Stored data -
- Opening Delimiter -

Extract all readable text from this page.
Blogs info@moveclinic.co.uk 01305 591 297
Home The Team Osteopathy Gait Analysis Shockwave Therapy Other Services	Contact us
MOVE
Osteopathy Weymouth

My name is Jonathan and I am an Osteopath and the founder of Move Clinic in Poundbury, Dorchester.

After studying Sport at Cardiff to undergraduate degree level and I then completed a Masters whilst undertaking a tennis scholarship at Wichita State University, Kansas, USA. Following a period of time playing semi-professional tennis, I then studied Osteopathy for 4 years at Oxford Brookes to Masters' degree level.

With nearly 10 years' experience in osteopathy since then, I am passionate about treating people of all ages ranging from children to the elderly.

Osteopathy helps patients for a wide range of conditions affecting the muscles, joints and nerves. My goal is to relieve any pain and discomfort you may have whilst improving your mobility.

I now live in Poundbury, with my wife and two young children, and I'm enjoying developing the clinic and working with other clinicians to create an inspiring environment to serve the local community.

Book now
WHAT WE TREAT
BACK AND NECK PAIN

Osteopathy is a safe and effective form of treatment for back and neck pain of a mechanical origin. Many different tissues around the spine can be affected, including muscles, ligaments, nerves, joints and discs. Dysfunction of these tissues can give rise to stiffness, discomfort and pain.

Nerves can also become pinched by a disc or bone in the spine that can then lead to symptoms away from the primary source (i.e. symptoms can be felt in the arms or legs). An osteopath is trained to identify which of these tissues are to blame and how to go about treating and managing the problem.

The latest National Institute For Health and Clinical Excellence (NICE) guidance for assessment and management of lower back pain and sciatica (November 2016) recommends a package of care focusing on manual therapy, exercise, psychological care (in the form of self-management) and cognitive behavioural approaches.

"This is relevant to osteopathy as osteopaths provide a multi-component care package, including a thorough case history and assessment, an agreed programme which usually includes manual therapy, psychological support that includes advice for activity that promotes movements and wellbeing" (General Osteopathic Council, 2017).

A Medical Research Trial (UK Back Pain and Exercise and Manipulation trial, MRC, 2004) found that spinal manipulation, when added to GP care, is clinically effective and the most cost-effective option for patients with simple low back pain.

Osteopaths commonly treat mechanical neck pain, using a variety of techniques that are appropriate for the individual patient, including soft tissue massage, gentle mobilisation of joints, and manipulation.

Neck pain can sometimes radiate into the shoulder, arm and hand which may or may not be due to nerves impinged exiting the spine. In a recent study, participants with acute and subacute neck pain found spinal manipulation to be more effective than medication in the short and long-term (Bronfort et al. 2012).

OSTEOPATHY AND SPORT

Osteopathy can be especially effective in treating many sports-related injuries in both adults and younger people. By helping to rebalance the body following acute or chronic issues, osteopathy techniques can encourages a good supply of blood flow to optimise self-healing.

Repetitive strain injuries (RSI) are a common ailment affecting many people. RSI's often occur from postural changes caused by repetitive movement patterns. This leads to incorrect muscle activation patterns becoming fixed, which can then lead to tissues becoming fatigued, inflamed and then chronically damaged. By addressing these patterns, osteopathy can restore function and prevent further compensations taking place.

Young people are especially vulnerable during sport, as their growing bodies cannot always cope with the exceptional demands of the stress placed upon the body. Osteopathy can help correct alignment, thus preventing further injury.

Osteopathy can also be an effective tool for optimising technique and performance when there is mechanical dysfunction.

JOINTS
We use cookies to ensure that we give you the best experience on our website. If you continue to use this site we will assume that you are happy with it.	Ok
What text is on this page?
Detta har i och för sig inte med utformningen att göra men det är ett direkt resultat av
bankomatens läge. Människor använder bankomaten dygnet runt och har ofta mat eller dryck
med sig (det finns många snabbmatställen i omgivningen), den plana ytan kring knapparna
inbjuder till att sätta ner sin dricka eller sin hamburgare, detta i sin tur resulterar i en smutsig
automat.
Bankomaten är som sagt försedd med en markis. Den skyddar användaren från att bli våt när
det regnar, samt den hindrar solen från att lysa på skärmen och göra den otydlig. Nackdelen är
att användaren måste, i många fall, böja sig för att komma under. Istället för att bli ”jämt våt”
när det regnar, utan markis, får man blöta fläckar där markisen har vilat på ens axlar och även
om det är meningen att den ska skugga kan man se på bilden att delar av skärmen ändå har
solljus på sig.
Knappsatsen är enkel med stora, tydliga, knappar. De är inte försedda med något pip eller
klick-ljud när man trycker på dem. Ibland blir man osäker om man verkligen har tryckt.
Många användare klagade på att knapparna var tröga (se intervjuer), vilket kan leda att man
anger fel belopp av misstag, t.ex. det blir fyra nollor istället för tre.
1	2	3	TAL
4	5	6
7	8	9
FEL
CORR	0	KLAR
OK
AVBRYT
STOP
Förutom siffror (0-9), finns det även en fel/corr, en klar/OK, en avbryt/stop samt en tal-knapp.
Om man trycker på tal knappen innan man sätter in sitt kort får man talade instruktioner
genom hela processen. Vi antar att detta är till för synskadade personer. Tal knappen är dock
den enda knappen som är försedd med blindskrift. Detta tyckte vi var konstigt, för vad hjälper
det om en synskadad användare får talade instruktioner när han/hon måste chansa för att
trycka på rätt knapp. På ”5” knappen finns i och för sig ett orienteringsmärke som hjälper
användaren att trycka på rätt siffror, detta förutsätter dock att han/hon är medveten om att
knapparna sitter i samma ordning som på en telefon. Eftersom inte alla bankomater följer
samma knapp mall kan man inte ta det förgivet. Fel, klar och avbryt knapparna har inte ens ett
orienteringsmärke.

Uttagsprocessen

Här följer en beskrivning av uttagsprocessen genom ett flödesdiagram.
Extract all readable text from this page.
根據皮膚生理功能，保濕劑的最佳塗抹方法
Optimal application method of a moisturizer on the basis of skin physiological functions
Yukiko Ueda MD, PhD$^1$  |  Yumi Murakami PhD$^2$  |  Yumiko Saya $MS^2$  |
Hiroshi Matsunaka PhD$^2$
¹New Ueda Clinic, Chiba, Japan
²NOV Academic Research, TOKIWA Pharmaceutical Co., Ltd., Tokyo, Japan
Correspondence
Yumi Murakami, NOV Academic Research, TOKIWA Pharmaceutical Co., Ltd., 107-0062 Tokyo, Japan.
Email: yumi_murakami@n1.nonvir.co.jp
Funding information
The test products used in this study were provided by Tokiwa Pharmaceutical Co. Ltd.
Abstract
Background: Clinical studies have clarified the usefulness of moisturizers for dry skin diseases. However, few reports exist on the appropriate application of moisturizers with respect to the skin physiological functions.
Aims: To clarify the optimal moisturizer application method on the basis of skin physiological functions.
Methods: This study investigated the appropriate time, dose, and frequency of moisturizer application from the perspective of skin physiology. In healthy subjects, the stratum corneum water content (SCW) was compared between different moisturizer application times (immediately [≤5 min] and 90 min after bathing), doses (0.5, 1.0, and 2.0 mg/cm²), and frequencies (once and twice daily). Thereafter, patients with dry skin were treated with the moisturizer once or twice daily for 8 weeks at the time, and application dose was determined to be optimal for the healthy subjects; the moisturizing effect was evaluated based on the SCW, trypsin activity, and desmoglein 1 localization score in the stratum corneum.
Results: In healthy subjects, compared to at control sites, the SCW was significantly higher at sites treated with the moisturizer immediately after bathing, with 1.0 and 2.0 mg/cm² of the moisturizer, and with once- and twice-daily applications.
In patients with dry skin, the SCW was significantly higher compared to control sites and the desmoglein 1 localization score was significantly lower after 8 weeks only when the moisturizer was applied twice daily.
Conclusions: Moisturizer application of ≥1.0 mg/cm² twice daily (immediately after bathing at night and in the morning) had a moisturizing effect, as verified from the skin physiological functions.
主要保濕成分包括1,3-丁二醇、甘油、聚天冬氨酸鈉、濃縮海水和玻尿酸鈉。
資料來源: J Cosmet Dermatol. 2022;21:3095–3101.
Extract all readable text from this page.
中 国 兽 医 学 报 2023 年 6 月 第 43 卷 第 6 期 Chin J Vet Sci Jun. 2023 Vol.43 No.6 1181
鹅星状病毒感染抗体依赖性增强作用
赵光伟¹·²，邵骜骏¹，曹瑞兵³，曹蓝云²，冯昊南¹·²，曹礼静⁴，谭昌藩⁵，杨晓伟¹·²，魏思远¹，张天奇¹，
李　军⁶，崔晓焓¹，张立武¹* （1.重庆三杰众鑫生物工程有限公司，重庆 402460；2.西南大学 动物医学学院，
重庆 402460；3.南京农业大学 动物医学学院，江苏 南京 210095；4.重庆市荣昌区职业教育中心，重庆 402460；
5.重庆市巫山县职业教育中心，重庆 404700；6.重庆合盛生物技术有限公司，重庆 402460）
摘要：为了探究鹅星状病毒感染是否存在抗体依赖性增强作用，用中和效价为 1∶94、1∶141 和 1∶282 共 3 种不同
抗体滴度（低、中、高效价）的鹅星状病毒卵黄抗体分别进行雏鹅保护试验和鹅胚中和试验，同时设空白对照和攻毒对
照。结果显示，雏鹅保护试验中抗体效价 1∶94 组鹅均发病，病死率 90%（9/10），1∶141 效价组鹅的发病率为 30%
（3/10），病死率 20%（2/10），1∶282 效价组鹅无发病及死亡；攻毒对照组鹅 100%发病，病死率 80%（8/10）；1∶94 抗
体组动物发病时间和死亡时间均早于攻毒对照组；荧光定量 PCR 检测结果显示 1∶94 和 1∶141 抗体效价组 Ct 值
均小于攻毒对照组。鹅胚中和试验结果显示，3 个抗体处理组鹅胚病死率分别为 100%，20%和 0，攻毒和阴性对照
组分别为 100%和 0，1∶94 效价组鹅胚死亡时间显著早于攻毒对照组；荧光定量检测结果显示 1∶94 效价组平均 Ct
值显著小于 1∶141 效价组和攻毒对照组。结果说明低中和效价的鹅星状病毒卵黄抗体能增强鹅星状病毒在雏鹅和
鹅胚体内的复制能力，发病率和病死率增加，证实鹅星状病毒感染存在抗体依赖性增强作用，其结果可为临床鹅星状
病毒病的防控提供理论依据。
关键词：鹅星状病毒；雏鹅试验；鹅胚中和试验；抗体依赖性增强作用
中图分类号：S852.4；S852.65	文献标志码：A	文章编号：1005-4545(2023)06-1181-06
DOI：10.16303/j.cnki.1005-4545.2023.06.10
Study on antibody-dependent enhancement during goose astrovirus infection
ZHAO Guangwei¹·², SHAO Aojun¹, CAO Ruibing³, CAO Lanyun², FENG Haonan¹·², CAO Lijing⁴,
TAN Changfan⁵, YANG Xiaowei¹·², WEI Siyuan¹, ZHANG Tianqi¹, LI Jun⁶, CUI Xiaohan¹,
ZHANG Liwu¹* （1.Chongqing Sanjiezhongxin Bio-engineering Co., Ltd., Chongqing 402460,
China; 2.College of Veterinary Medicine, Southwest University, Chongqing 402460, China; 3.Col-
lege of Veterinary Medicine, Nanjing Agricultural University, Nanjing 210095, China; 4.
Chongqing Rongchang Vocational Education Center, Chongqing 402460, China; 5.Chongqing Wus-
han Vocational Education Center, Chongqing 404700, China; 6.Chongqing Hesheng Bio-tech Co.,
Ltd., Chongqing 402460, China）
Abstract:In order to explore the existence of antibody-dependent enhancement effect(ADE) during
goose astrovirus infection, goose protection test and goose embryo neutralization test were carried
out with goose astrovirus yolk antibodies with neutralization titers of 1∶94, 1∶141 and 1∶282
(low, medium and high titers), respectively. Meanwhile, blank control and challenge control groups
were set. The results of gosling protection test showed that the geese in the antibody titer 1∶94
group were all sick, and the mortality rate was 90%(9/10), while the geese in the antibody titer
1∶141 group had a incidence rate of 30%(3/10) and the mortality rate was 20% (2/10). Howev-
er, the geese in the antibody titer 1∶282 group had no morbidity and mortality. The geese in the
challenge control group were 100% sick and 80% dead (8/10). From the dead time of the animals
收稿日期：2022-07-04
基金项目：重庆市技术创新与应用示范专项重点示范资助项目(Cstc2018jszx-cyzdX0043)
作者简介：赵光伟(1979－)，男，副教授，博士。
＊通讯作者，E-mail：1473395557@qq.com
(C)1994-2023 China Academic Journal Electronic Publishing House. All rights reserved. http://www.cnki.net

- Closing Delimiter -

What you need to do -
Isolate the lines above that contain the word "siffror" and copy them.

Final answer -
Förutom siffror (0-9), finns det även en fel/corr, en klar/OK, en avbryt/stop samt en tal-knapp.
användaren att trycka på rätt siffror, detta förutsätter dock att han/hon är medveten om att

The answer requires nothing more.